### WORK TO BE COMPLETED
Copy each line holding the string "orange".

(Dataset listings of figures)

((

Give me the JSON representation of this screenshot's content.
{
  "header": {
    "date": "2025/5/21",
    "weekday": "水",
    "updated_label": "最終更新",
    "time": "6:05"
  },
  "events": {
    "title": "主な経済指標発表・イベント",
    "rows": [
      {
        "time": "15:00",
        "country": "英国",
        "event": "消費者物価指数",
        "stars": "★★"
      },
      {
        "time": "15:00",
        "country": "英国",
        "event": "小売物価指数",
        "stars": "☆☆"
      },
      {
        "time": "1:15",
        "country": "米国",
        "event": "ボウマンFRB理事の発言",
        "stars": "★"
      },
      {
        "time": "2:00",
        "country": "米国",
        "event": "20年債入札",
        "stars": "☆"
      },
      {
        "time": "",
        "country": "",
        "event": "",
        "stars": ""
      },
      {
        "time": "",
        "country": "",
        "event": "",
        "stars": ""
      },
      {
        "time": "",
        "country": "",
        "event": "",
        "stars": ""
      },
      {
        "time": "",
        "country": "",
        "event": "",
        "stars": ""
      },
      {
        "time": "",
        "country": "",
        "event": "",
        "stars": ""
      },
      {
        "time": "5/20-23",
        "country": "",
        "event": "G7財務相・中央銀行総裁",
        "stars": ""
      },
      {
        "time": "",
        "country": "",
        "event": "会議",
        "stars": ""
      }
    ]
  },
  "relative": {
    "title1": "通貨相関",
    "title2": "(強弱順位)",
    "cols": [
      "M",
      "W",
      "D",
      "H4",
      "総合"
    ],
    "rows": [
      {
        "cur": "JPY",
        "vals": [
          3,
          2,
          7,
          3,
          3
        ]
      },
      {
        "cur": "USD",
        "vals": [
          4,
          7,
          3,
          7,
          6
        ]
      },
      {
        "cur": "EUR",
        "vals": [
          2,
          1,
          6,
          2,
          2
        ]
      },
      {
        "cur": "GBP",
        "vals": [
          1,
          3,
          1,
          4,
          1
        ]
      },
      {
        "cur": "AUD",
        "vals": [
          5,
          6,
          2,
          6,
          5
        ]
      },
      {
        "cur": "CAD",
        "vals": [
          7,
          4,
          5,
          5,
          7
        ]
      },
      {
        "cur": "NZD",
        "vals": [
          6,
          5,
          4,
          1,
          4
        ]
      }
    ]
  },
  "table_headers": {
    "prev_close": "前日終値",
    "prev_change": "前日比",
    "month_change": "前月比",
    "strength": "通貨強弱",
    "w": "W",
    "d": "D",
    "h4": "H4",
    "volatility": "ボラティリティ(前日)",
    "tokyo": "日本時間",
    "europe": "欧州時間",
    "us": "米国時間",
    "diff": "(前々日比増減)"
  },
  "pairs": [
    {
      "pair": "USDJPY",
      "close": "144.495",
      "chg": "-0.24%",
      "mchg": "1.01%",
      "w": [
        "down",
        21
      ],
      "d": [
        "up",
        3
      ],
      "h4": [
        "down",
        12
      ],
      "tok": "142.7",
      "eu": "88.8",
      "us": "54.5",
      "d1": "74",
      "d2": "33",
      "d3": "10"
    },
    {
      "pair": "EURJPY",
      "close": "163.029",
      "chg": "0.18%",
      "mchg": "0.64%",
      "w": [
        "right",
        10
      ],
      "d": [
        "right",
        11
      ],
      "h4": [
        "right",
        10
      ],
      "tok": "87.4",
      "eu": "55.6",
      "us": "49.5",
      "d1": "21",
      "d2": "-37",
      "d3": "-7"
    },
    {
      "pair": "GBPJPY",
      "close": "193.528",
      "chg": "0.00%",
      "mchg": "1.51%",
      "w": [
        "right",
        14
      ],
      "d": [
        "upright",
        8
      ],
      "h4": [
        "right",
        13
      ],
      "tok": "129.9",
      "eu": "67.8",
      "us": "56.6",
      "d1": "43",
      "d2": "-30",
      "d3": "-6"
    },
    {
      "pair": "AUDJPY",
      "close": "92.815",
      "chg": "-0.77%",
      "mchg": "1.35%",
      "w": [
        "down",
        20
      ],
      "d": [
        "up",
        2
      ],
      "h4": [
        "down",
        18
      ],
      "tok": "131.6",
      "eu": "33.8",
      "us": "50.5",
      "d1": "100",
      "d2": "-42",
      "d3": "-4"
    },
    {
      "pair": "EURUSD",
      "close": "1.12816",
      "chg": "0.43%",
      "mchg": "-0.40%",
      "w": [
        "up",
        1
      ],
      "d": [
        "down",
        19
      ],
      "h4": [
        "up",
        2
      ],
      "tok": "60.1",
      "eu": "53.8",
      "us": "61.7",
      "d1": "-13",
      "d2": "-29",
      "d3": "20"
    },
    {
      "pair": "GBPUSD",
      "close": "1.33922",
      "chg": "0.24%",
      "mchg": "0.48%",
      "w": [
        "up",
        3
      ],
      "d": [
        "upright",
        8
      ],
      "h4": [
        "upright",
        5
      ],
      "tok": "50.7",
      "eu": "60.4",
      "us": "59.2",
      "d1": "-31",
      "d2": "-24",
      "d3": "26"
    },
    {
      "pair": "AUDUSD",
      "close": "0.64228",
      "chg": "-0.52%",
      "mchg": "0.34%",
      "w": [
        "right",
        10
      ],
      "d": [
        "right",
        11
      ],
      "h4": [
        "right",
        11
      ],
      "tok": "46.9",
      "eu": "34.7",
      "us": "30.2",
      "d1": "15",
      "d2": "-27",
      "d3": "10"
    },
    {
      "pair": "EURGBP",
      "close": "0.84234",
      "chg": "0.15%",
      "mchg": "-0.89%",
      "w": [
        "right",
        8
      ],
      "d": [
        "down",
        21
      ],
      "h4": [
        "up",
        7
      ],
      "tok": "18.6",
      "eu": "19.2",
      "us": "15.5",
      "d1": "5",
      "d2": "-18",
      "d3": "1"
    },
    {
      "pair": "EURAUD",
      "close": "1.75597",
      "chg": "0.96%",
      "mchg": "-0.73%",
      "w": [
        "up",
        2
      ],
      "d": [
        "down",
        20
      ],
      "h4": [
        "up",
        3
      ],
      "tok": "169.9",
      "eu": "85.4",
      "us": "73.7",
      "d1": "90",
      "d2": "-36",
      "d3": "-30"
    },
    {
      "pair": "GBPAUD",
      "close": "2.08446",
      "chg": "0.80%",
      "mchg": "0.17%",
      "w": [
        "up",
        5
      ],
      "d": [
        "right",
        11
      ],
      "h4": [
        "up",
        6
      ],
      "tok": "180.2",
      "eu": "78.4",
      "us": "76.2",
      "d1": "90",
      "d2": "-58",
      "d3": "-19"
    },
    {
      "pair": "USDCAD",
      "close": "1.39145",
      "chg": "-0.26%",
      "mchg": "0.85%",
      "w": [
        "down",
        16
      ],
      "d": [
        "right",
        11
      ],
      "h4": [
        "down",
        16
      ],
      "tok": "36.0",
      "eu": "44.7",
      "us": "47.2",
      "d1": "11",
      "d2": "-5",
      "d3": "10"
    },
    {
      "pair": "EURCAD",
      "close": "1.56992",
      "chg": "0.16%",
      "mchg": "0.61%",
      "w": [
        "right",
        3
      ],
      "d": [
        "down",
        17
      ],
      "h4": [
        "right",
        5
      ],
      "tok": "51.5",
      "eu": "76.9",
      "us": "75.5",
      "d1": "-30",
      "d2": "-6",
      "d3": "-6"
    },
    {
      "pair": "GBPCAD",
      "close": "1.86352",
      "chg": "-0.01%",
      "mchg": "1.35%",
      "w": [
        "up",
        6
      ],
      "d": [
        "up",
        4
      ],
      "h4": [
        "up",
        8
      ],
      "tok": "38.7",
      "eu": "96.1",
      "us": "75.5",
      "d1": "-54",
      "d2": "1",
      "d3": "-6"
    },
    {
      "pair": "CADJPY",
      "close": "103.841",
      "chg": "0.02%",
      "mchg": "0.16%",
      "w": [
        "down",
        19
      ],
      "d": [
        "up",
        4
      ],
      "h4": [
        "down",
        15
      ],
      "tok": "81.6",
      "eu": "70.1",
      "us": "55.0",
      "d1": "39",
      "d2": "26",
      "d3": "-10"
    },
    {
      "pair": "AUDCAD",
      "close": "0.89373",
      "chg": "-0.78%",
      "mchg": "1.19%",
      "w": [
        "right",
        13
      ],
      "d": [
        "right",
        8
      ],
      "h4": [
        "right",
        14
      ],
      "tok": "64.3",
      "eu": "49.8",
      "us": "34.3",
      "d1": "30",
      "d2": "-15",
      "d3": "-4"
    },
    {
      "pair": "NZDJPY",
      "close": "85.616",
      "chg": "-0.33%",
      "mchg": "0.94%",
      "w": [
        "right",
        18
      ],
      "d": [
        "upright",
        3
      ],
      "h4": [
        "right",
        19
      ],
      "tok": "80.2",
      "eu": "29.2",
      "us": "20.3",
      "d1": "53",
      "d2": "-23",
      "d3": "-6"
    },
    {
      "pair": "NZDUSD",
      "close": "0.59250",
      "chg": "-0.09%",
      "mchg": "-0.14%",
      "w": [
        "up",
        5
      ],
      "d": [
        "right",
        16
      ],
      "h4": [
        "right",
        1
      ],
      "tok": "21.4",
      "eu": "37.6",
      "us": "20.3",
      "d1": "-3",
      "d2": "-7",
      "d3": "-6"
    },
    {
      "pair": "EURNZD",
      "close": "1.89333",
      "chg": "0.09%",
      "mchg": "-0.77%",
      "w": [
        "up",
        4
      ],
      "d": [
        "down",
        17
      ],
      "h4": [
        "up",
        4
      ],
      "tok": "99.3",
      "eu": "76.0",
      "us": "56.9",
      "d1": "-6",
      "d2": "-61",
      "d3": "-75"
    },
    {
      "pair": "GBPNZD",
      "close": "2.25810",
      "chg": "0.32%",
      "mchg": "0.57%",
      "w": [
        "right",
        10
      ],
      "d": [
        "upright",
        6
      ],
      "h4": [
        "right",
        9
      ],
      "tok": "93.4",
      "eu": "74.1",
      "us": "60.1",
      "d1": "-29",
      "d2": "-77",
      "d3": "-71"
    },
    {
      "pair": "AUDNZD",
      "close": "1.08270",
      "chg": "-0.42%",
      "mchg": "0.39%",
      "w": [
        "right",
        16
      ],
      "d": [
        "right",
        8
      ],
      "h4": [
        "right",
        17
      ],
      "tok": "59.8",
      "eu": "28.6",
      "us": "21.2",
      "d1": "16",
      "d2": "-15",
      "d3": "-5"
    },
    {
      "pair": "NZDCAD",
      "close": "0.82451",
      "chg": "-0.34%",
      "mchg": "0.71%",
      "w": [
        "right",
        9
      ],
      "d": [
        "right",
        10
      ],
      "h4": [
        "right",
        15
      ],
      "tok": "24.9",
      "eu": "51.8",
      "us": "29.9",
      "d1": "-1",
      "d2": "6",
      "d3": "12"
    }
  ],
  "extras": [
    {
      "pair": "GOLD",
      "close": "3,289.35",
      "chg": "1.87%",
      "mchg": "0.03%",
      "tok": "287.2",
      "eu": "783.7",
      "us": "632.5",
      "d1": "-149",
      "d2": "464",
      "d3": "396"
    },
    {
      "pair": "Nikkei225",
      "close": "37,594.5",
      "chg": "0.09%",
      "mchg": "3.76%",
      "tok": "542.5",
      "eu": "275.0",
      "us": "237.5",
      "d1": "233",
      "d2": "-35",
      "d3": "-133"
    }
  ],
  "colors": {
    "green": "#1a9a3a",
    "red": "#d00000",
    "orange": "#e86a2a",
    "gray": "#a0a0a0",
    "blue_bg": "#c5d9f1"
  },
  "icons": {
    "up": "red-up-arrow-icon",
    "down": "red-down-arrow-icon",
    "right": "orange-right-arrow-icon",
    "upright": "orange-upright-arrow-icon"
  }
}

))

### WRITTEN RESPONSE
    "orange": "#e86a2a",
    "right": "orange-right-arrow-icon",
    "upright": "orange-upright-arrow-icon"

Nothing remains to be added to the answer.